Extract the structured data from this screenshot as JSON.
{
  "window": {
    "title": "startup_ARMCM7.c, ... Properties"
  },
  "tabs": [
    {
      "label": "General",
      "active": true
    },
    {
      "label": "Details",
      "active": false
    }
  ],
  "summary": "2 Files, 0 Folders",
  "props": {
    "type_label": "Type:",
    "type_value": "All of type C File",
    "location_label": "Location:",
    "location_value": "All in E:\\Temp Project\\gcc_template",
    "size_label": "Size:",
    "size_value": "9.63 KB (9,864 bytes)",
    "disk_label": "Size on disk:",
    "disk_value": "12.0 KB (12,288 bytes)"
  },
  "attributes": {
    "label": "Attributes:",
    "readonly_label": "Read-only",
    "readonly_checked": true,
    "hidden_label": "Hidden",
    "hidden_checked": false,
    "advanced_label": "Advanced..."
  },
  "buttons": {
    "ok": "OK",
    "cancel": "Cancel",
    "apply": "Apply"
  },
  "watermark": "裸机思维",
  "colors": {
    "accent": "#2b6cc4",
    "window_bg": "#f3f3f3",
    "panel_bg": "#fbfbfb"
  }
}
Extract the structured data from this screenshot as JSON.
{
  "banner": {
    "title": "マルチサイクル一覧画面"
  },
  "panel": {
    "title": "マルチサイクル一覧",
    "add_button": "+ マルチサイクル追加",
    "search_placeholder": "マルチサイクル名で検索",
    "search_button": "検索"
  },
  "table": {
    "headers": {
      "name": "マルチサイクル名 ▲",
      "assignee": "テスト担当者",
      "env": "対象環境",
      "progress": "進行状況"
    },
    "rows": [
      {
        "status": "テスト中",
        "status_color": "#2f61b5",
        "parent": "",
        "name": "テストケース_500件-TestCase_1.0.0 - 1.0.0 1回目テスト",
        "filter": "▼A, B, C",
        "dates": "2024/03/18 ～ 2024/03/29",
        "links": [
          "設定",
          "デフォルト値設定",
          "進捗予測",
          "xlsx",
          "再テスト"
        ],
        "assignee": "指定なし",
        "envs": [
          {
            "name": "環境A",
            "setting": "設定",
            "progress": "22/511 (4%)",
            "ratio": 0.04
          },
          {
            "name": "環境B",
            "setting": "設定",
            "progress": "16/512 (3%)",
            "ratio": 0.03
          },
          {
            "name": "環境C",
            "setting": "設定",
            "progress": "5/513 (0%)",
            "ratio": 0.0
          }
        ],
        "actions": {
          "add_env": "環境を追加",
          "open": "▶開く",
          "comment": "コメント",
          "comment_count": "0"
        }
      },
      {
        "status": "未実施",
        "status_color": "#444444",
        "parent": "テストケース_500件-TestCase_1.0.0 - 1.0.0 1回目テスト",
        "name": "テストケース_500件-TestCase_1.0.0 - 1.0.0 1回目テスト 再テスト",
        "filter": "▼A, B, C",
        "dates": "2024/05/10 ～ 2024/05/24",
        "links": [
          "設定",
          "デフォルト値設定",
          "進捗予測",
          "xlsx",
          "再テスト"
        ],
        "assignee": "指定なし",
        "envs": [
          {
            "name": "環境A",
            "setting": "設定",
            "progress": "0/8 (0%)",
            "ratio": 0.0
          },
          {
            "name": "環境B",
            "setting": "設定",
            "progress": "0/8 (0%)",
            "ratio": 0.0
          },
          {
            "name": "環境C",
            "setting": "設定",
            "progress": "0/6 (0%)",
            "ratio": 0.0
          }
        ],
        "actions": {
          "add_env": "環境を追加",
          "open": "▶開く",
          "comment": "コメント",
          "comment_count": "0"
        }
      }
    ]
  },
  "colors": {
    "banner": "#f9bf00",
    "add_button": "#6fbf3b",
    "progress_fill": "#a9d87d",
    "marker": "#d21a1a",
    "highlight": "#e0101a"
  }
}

◆ ◆ ◆ ◆

Return the lines above exactly, keeping every word.

_RESULT FOR THIS TASK_.
Extract the structured data from this screenshot as JSON.
{
  "window": {
    "title": "startup_ARMCM7.c, ... Properties"
  },
  "tabs": [
    {
      "label": "General",
      "active": true
    },
    {
      "label": "Details",
      "active": false
    }
  ],
  "summary": "2 Files, 0 Folders",
  "props": {
    "type_label": "Type:",
    "type_value": "All of type C File",
    "location_label": "Location:",
    "location_value": "All in E:\\Temp Project\\gcc_template",
    "size_label": "Size:",
    "size_value": "9.63 KB (9,864 bytes)",
    "disk_label": "Size on disk:",
    "disk_value": "12.0 KB (12,288 bytes)"
  },
  "attributes": {
    "label": "Attributes:",
    "readonly_label": "Read-only",
    "readonly_checked": true,
    "hidden_label": "Hidden",
    "hidden_checked": false,
    "advanced_label": "Advanced..."
  },
  "buttons": {
    "ok": "OK",
    "cancel": "Cancel",
    "apply": "Apply"
  },
  "watermark": "裸机思维",
  "colors": {
    "accent": "#2b6cc4",
    "window_bg": "#f3f3f3",
    "panel_bg": "#fbfbfb"
  }
}
Extract the structured data from this screenshot as JSON.
{
  "banner": {
    "title": "マルチサイクル一覧画面"
  },
  "panel": {
    "title": "マルチサイクル一覧",
    "add_button": "+ マルチサイクル追加",
    "search_placeholder": "マルチサイクル名で検索",
    "search_button": "検索"
  },
  "table": {
    "headers": {
      "name": "マルチサイクル名 ▲",
      "assignee": "テスト担当者",
      "env": "対象環境",
      "progress": "進行状況"
    },
    "rows": [
      {
        "status": "テスト中",
        "status_color": "#2f61b5",
        "parent": "",
        "name": "テストケース_500件-TestCase_1.0.0 - 1.0.0 1回目テスト",
        "filter": "▼A, B, C",
        "dates": "2024/03/18 ～ 2024/03/29",
        "links": [
          "設定",
          "デフォルト値設定",
          "進捗予測",
          "xlsx",
          "再テスト"
        ],
        "assignee": "指定なし",
        "envs": [
          {
            "name": "環境A",
            "setting": "設定",
            "progress": "22/511 (4%)",
            "ratio": 0.04
          },
          {
            "name": "環境B",
            "setting": "設定",
            "progress": "16/512 (3%)",
            "ratio": 0.03
          },
          {
            "name": "環境C",
            "setting": "設定",
            "progress": "5/513 (0%)",
            "ratio": 0.0
          }
        ],
        "actions": {
          "add_env": "環境を追加",
          "open": "▶開く",
          "comment": "コメント",
          "comment_count": "0"
        }
      },
      {
        "status": "未実施",
        "status_color": "#444444",
        "parent": "テストケース_500件-TestCase_1.0.0 - 1.0.0 1回目テスト",
        "name": "テストケース_500件-TestCase_1.0.0 - 1.0.0 1回目テスト 再テスト",
        "filter": "▼A, B, C",
        "dates": "2024/05/10 ～ 2024/05/24",
        "links": [
          "設定",
          "デフォルト値設定",
          "進捗予測",
          "xlsx",
          "再テスト"
        ],
        "assignee": "指定なし",
        "envs": [
          {
            "name": "環境A",
            "setting": "設定",
            "progress": "0/8 (0%)",
            "ratio": 0.0
          },
          {
            "name": "環境B",
            "setting": "設定",
            "progress": "0/8 (0%)",
            "ratio": 0.0
          },
          {
            "name": "環境C",
            "setting": "設定",
            "progress": "0/6 (0%)",
            "ratio": 0.0
          }
        ],
        "actions": {
          "add_env": "環境を追加",
          "open": "▶開く",
          "comment": "コメント",
          "comment_count": "0"
        }
      }
    ]
  },
  "colors": {
    "banner": "#f9bf00",
    "add_button": "#6fbf3b",
    "progress_fill": "#a9d87d",
    "marker": "#d21a1a",
    "highlight": "#e0101a"
  }
}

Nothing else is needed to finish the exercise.